= Stated exercise =
Reply with one number: how many lines contain the word "irony".

= The records =

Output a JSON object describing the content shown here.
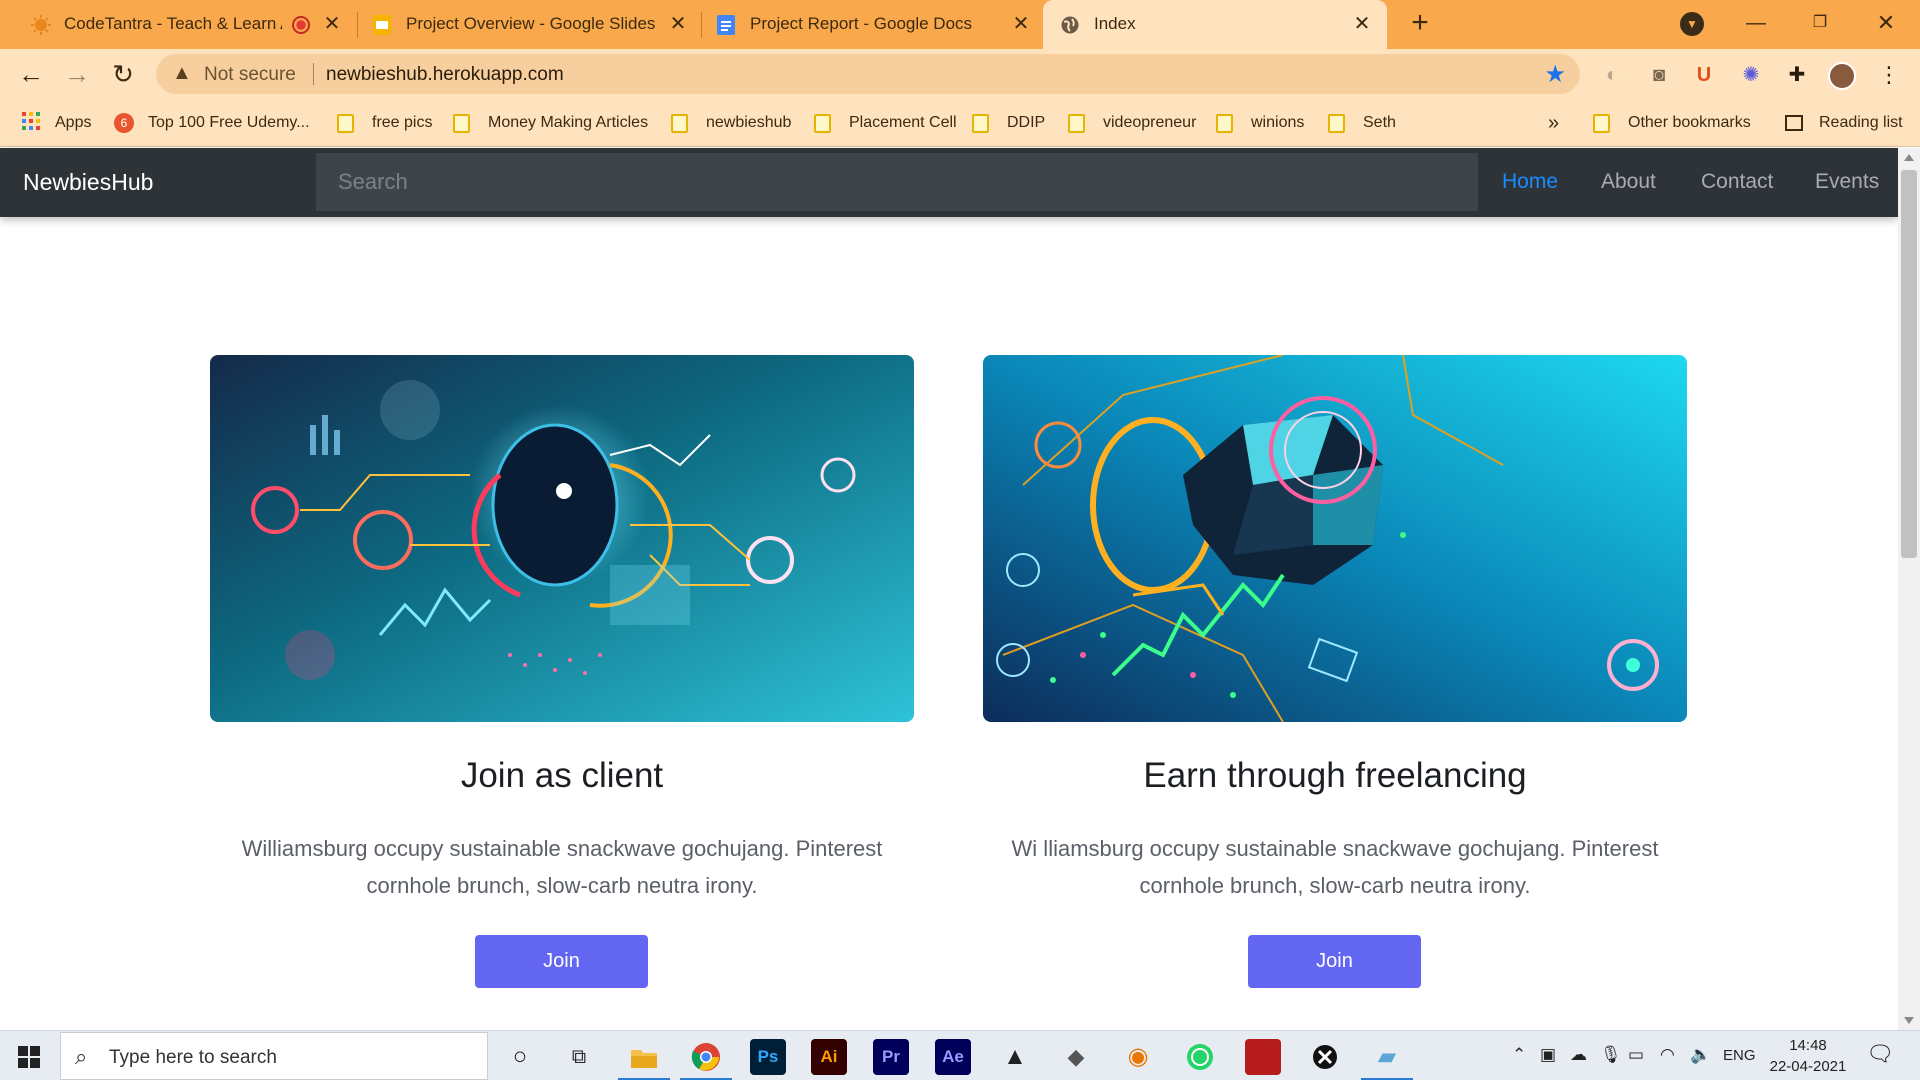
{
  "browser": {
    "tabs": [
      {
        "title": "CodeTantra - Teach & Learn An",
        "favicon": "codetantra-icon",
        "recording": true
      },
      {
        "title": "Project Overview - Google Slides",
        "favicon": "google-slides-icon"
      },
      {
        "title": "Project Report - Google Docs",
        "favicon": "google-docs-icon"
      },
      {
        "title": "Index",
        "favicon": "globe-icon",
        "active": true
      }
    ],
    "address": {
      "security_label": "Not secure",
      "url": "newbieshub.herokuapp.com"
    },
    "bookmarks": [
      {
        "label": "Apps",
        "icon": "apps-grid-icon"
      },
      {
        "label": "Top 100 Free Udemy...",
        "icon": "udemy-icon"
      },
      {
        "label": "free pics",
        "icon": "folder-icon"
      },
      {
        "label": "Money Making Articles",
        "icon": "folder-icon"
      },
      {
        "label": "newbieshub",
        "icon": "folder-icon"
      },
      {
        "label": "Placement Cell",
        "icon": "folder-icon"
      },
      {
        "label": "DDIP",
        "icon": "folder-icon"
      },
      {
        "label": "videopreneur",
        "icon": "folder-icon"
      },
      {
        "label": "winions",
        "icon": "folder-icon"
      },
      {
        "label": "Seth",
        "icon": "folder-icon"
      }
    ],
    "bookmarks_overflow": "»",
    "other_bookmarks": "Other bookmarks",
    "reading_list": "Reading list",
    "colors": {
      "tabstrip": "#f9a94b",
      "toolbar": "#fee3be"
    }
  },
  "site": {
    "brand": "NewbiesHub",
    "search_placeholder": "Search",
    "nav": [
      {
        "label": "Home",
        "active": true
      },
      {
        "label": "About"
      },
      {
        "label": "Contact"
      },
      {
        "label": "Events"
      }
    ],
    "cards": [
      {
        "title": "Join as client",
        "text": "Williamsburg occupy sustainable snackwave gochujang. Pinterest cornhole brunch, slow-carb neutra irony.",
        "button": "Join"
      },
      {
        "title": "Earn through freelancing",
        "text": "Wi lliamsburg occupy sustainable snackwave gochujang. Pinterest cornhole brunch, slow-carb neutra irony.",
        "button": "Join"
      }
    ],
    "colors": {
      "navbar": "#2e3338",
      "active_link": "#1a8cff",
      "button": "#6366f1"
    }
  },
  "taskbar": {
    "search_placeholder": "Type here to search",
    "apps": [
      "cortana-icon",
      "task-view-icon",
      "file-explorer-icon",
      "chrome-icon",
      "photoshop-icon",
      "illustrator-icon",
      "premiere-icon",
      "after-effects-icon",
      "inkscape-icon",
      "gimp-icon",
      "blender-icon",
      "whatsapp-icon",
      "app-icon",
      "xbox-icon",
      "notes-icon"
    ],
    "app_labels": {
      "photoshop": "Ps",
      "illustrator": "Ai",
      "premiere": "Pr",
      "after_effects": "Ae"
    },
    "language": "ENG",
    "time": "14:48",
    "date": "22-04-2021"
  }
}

--

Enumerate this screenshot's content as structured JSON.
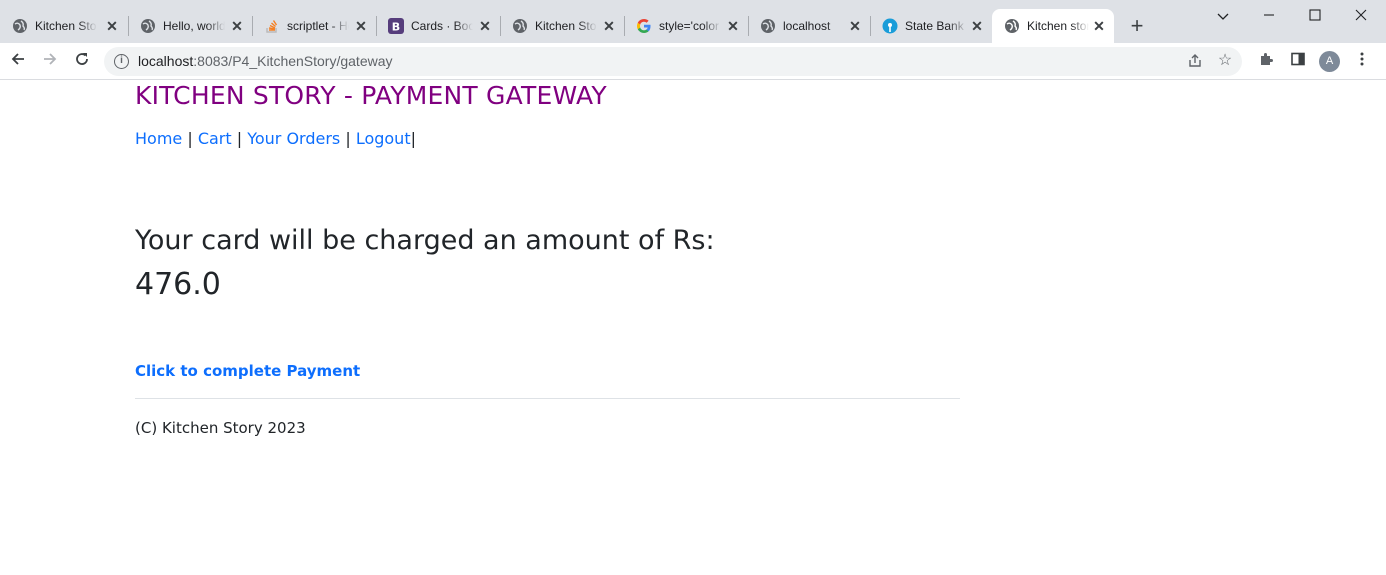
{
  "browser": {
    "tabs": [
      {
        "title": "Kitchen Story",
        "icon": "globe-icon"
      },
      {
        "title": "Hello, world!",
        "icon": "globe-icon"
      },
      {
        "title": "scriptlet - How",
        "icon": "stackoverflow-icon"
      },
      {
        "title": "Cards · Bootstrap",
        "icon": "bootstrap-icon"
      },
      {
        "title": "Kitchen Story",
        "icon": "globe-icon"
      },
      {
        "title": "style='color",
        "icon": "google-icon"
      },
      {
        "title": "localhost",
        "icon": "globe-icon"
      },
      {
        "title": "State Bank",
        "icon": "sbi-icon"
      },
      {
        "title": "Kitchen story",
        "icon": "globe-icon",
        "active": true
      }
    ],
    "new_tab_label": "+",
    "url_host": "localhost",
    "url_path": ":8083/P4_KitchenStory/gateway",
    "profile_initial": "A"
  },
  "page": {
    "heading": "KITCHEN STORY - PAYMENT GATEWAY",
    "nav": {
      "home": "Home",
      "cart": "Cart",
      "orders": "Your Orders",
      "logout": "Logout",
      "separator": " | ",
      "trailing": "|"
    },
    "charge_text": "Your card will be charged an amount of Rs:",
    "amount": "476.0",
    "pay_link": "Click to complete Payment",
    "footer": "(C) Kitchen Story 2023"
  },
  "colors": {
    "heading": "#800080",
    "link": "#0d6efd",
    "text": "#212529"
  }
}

= Answer for this exercise =
2